***** PROVIDED INFORMATION

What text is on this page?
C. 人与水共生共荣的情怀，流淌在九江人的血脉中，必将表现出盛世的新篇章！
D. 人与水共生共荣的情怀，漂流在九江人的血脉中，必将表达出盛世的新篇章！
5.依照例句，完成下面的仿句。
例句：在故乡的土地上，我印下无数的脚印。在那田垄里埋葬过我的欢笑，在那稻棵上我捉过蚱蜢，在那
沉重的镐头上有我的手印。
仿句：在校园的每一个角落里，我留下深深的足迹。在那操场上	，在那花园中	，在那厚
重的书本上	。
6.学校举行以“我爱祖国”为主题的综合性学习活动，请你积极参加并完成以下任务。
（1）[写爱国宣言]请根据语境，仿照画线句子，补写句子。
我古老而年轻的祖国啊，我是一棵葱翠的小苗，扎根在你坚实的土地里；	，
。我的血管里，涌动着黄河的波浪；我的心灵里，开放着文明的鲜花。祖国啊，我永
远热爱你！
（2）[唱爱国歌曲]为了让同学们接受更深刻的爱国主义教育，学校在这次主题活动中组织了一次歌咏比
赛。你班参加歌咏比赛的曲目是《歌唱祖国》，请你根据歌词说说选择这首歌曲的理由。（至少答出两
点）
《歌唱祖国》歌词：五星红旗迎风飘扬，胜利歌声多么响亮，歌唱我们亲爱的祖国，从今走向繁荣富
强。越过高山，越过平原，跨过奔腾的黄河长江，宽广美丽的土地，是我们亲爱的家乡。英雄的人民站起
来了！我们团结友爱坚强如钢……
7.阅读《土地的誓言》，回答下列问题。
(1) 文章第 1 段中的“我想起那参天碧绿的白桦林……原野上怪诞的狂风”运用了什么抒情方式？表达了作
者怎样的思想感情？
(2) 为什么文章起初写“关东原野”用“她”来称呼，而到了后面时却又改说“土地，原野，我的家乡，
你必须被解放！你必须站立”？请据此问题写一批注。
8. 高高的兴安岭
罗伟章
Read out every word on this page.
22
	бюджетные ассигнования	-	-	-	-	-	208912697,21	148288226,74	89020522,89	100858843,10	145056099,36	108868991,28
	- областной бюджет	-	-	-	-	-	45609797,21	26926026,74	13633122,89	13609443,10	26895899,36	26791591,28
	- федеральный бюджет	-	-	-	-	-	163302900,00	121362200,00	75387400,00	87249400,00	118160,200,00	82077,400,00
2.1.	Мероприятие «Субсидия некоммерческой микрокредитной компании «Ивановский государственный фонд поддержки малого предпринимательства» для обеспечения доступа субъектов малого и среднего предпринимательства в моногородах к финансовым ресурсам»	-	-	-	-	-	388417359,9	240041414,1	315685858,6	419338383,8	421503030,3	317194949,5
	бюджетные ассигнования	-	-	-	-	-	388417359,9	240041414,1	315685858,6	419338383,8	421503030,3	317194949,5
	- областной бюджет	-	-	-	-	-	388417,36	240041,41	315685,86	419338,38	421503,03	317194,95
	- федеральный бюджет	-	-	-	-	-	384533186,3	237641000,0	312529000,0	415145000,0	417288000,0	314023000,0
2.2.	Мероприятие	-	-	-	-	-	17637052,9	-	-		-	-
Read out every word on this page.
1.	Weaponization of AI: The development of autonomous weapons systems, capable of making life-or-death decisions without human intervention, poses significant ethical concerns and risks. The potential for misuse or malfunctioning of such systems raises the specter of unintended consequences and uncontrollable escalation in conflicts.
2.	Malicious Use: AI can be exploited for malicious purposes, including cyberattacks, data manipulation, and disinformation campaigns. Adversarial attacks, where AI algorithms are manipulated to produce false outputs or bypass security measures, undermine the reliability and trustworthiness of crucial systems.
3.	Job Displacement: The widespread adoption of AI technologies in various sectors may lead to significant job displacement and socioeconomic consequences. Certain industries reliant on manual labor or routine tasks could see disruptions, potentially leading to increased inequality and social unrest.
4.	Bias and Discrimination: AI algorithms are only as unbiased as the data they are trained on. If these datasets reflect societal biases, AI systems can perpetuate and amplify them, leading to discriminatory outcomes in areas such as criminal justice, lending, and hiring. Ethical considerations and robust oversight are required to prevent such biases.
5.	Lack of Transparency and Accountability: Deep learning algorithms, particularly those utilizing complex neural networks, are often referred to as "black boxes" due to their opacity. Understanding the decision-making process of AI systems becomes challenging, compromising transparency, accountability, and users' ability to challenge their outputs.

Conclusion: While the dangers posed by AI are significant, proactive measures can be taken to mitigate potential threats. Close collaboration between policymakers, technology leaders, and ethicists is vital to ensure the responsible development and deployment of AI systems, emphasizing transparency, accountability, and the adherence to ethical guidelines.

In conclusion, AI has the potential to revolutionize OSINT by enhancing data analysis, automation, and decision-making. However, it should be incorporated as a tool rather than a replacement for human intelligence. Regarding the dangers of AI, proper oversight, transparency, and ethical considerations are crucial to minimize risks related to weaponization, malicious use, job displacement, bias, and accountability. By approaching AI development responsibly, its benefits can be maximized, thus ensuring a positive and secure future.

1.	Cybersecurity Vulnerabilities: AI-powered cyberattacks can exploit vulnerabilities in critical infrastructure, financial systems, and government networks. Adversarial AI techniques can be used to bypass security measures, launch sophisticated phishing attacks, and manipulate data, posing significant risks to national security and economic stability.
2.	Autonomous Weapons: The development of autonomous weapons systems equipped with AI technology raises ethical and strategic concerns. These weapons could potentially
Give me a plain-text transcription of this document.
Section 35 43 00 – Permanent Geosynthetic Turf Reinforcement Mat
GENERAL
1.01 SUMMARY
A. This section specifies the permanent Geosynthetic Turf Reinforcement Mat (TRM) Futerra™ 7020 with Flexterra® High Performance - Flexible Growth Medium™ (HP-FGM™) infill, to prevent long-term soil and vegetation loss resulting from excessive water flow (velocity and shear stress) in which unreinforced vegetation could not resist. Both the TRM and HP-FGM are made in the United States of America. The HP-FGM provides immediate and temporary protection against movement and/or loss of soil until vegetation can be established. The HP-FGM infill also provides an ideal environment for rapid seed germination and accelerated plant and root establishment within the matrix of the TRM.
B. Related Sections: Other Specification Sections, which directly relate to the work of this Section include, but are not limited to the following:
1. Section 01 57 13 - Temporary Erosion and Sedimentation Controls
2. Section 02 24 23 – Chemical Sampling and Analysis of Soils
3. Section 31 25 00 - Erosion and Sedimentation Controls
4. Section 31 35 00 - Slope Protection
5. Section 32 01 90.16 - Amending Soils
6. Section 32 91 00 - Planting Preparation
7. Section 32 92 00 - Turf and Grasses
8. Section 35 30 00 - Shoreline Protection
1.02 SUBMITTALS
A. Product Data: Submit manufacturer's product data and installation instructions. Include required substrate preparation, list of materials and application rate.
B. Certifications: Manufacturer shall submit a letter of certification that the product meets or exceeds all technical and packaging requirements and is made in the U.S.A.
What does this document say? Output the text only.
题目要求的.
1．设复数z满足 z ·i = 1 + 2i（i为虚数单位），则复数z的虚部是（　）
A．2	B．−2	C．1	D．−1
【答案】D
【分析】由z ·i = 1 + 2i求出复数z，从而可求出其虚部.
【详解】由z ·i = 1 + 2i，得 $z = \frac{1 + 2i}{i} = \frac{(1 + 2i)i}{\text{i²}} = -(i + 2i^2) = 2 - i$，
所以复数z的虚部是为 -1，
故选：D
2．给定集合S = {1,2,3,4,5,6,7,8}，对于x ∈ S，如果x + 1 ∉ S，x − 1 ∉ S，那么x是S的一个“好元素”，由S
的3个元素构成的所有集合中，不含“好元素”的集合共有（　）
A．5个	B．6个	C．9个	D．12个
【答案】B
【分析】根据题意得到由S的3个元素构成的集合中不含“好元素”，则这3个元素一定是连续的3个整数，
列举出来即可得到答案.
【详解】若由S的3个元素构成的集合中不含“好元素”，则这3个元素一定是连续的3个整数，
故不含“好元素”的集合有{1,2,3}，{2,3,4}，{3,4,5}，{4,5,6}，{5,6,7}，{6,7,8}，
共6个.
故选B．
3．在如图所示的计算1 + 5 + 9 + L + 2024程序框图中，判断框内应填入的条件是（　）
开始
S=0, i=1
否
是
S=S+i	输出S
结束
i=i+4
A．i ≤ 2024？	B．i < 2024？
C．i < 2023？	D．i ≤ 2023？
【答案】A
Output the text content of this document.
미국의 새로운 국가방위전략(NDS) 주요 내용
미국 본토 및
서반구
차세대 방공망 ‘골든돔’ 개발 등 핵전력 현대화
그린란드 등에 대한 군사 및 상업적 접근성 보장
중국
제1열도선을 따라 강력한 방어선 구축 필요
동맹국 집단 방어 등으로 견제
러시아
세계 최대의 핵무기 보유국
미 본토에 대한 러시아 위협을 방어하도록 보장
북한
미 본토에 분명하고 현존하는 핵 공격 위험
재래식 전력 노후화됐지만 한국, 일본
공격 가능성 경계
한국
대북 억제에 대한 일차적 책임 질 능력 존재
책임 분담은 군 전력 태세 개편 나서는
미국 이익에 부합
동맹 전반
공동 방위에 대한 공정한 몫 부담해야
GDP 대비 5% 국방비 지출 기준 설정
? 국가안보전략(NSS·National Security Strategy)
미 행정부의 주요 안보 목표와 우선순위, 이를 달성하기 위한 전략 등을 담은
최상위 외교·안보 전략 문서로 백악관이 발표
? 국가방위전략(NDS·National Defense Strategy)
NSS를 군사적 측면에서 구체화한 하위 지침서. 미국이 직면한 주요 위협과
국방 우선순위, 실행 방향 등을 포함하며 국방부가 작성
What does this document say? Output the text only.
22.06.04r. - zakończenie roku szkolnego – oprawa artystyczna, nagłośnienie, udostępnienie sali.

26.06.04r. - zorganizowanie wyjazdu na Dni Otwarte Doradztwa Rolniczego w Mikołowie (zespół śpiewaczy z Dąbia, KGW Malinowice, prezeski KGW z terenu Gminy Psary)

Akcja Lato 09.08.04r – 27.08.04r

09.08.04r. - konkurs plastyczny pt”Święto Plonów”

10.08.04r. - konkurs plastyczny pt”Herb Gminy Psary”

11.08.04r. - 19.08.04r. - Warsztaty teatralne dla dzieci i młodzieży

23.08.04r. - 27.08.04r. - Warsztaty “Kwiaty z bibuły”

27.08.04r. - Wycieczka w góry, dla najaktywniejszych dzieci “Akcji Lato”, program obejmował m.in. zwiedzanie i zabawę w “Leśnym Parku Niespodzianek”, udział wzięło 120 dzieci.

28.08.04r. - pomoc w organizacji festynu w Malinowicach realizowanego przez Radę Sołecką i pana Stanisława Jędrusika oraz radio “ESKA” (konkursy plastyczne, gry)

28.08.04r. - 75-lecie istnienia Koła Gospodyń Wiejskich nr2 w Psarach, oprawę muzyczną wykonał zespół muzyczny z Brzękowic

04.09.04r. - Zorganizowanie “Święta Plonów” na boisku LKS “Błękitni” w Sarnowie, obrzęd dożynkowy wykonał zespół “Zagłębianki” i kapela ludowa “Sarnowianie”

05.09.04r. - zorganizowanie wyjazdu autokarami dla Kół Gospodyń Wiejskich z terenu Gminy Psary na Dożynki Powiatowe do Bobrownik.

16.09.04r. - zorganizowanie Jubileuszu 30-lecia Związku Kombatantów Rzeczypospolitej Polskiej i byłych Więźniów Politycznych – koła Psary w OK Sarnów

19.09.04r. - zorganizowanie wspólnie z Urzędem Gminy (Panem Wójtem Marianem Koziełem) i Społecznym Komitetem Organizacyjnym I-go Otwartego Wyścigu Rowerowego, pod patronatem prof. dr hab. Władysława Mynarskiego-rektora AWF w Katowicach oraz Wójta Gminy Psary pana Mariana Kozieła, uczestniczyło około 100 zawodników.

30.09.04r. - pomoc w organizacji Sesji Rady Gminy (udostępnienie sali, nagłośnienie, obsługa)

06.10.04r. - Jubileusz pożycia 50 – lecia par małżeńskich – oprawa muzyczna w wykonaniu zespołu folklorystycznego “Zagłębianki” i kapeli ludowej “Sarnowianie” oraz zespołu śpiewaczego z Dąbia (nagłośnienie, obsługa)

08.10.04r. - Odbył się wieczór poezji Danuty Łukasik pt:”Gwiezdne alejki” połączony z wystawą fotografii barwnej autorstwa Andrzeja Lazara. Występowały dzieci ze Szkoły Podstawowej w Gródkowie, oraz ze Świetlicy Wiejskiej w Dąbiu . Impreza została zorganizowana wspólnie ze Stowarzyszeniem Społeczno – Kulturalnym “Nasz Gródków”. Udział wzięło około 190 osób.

**********

**INSTRUCTIONS TO FOLLOW**
Check each line above for the string "technology" and show the ones that have it.

**EXERCISE RESULT**
Conclusion: While the dangers posed by AI are significant, proactive measures can be taken to mitigate potential threats. Close collaboration between policymakers, technology leaders, and ethicists is vital to ensure the responsible development and deployment of AI systems, emphasizing transparency, accountability, and the adherence to ethical guidelines.
2.	Autonomous Weapons: The development of autonomous weapons systems equipped with AI technology raises ethical and strategic concerns. These weapons could potentially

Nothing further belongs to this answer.